***** EXTRACTED INFORMATION *****
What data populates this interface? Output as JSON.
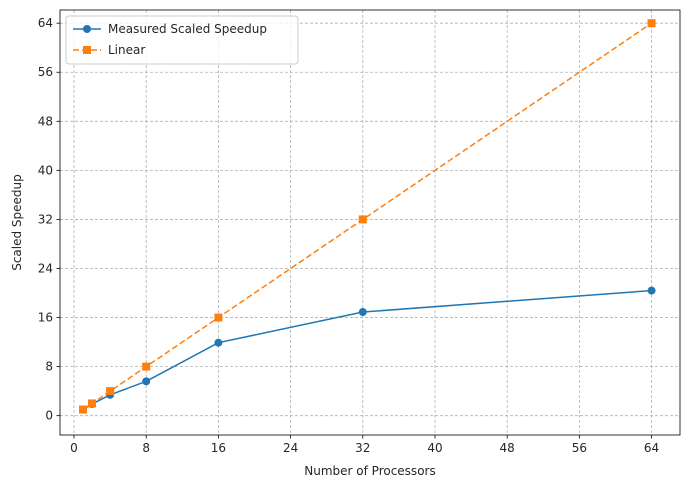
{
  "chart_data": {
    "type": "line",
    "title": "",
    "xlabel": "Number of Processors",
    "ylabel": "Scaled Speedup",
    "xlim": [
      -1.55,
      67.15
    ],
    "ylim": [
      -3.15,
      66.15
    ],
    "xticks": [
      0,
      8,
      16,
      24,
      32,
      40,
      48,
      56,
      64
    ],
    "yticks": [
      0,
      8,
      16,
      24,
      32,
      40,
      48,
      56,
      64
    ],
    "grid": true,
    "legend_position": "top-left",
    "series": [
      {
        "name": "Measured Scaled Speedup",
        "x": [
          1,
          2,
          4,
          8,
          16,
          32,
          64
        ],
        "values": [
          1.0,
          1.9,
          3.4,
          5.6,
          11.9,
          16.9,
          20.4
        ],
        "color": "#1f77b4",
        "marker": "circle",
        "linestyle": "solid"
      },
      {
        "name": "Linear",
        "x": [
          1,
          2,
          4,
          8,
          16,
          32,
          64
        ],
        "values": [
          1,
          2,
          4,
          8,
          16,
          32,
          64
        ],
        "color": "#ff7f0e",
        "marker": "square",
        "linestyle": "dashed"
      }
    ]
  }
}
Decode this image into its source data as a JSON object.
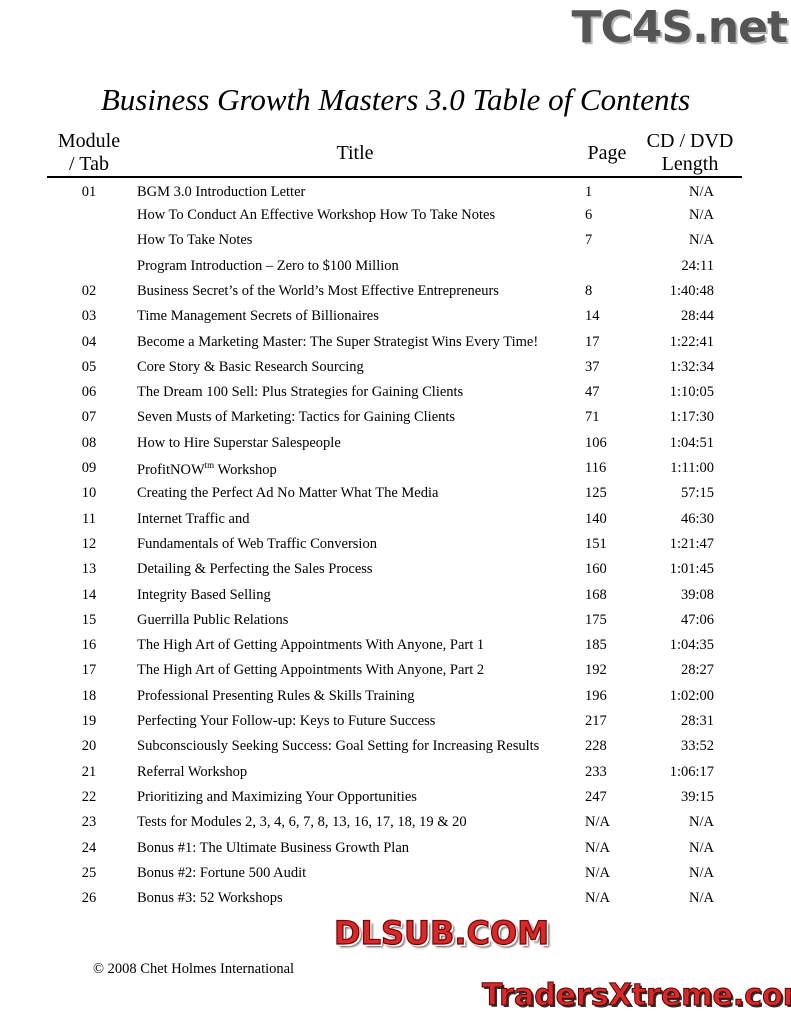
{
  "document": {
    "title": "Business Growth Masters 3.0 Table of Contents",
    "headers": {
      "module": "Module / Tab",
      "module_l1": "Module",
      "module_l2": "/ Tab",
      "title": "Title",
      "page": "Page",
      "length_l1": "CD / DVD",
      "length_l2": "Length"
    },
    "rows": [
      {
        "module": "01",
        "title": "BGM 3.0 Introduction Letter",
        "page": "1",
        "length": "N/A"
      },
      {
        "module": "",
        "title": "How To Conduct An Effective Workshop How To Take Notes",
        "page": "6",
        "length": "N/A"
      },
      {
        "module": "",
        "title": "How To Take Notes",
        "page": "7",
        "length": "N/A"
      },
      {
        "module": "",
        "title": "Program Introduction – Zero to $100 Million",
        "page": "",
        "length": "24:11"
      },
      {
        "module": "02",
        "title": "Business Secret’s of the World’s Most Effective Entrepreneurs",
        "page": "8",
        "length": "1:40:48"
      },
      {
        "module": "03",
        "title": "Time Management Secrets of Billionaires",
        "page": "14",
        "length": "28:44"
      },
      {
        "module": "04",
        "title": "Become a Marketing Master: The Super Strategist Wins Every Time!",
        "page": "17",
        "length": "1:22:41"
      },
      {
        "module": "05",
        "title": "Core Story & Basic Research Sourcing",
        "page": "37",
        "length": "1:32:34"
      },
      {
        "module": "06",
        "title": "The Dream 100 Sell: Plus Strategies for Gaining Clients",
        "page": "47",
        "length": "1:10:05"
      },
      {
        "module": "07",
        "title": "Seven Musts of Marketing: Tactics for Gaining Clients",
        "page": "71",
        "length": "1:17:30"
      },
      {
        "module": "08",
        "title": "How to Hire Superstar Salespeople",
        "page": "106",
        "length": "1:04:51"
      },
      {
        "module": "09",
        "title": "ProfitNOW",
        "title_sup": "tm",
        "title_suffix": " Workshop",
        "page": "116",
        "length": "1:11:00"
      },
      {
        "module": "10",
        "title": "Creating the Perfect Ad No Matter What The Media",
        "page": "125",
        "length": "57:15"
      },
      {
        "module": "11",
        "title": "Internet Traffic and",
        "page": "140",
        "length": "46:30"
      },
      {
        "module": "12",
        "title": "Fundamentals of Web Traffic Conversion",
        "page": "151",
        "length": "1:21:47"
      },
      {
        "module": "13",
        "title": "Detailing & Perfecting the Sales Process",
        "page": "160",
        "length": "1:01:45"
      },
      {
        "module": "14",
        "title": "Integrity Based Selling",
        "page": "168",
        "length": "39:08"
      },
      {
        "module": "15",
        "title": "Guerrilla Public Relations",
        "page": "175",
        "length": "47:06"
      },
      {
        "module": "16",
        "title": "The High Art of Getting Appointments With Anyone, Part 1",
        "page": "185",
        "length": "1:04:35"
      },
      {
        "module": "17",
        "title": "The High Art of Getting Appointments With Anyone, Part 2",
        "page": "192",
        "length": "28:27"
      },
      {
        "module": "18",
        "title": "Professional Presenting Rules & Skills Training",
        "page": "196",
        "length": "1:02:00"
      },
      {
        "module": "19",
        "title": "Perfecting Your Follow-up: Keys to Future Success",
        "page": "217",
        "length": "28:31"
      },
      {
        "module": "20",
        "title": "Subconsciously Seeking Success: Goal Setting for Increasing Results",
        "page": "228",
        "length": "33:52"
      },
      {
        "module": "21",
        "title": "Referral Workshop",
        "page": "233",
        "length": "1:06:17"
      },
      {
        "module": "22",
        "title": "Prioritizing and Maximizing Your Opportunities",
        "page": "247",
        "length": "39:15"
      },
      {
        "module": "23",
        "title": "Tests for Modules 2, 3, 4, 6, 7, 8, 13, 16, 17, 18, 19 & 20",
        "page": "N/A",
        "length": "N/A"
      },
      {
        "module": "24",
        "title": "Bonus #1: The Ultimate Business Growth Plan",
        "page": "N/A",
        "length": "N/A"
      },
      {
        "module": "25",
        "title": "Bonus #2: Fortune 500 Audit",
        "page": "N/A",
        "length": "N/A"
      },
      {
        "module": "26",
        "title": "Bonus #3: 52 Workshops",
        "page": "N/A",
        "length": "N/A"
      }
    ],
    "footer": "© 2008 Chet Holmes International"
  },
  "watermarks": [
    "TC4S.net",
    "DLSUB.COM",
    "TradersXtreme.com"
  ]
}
*****
***** EXTRACTED INFORMATION *****
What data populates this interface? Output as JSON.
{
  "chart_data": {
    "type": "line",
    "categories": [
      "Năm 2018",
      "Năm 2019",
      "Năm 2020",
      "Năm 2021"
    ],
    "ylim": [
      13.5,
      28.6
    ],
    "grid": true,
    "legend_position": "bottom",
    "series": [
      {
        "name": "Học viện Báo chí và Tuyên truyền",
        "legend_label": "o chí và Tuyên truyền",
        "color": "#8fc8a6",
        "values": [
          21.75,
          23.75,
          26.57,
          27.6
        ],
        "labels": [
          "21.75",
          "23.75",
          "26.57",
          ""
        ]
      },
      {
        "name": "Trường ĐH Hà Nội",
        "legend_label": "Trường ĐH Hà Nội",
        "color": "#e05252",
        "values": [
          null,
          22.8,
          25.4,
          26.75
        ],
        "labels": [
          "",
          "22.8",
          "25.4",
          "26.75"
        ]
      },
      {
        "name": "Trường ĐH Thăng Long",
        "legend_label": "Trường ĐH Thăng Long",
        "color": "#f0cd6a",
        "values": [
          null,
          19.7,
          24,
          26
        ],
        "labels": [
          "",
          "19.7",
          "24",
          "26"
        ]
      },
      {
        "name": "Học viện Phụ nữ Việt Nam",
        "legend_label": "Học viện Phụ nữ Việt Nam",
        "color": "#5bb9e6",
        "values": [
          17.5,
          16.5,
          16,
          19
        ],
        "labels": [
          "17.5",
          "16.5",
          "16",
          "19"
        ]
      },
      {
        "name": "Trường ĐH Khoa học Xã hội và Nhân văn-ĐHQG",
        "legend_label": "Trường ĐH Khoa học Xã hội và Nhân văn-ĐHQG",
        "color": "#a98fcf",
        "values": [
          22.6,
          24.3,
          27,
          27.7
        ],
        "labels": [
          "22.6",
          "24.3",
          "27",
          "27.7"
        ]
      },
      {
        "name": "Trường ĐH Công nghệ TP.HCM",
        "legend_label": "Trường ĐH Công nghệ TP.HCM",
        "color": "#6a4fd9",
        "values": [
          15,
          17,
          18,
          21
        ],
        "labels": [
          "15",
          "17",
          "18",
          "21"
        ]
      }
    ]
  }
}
*****
→ REQUEST: Tally how many lines of the data include the word "Thăng". Write the number and nothing else.

→ FULL SOLUTION: 2